SUPPLIED RECORDS

********

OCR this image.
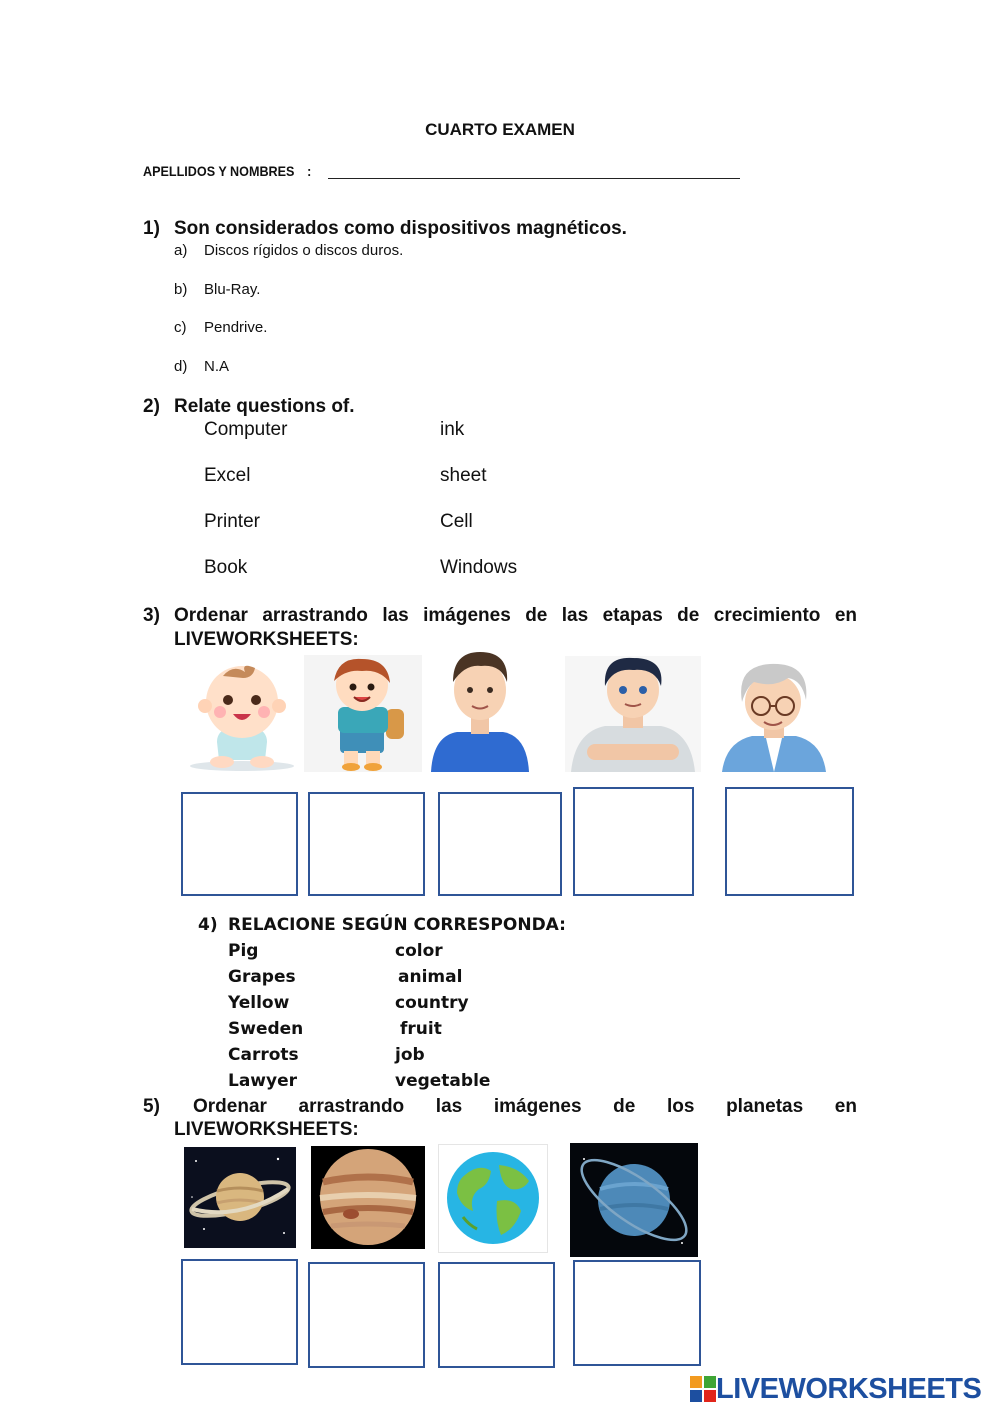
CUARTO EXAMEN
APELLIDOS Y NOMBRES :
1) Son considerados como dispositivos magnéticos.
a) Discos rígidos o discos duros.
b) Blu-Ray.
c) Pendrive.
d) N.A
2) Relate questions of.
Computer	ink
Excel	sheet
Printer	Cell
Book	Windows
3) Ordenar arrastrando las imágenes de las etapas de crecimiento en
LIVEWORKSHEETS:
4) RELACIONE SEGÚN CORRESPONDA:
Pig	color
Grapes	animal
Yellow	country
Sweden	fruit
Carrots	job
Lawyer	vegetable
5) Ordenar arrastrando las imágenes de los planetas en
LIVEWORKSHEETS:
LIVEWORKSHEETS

********

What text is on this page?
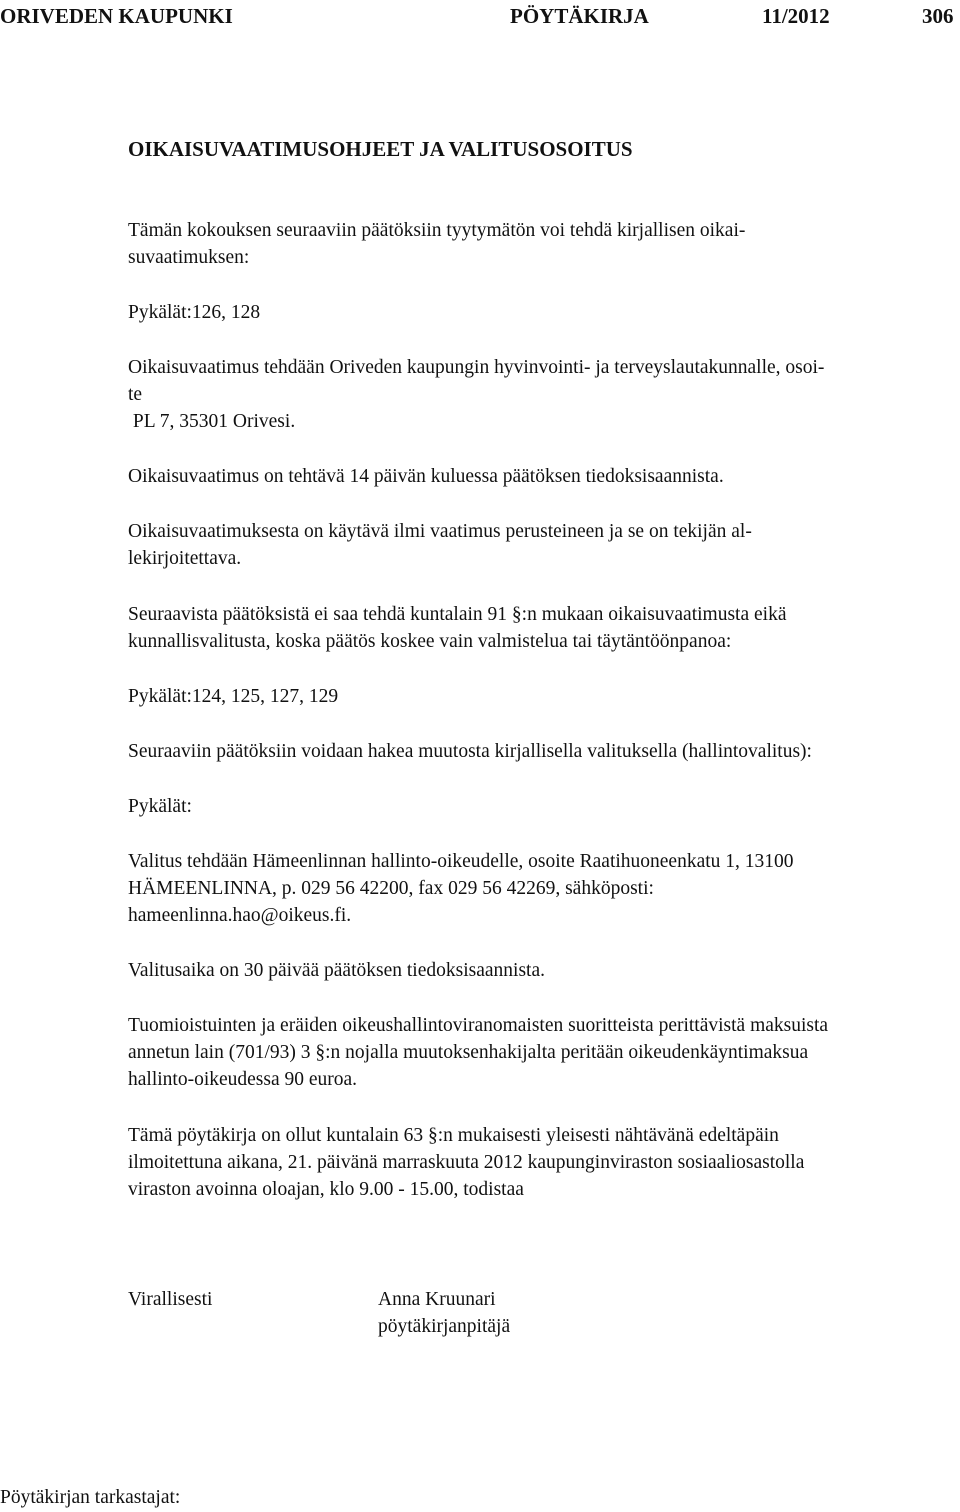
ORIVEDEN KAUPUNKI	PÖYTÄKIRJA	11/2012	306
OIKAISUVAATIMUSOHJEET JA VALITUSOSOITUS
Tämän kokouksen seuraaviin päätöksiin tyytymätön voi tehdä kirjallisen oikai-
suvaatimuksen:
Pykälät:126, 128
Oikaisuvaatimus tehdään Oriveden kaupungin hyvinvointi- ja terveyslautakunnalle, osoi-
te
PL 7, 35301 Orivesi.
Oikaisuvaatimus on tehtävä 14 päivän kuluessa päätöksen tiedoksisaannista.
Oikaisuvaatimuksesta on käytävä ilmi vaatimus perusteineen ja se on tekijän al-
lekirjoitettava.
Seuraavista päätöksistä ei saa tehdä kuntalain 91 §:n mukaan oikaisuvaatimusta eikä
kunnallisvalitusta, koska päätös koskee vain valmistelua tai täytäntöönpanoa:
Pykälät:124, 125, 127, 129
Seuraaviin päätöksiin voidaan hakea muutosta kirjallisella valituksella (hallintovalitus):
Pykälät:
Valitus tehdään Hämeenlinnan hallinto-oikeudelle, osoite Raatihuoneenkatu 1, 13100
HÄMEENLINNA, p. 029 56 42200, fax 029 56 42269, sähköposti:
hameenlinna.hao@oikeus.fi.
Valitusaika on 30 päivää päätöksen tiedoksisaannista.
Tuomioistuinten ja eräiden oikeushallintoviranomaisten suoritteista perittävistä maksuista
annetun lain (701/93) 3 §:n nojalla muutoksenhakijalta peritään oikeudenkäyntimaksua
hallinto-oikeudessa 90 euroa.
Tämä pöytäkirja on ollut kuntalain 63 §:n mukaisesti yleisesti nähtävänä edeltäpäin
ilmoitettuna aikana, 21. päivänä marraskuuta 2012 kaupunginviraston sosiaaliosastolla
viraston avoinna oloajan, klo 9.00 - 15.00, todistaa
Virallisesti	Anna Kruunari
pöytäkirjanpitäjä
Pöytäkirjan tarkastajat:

********

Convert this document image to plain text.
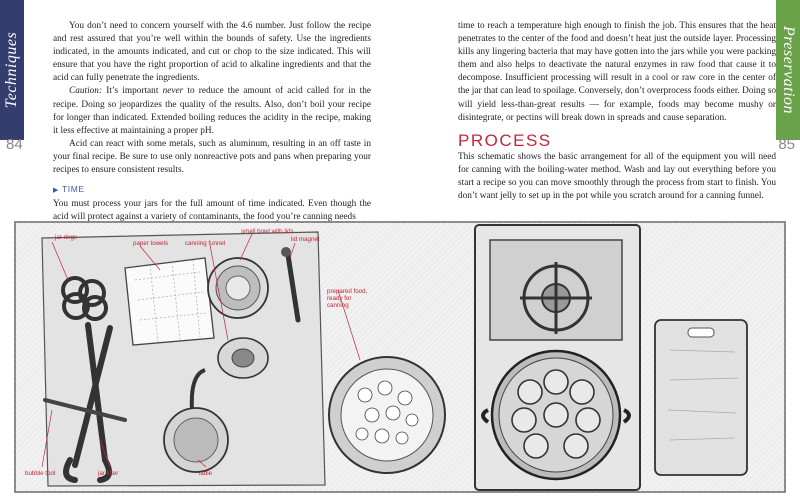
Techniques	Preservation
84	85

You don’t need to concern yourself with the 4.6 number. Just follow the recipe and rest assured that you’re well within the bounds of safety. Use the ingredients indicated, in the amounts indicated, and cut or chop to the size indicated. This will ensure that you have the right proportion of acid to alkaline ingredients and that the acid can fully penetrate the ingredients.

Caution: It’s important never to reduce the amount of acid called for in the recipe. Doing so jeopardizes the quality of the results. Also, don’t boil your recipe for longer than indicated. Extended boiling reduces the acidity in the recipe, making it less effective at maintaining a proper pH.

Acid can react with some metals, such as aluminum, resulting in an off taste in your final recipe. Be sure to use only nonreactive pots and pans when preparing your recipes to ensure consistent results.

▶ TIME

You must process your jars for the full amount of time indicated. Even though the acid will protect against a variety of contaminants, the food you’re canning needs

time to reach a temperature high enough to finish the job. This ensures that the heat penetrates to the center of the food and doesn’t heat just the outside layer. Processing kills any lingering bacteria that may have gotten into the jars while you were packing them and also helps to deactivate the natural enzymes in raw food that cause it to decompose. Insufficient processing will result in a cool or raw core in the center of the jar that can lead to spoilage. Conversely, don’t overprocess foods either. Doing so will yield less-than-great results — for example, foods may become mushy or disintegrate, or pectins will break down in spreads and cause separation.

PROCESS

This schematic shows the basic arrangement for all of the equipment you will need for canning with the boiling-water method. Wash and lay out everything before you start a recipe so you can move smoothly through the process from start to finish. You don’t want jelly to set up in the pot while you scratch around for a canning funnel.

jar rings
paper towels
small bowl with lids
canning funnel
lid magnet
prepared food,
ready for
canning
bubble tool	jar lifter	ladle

********

EXERCISE OBJECTIVE
Nothing but the lines with "tehdään" should be returned, copied from the entries above.

RESPONSE
Oikaisuvaatimus tehdään Oriveden kaupungin hyvinvointi- ja terveyslautakunnalle, osoi-
Valitus tehdään Hämeenlinnan hallinto-oikeudelle, osoite Raatihuoneenkatu 1, 13100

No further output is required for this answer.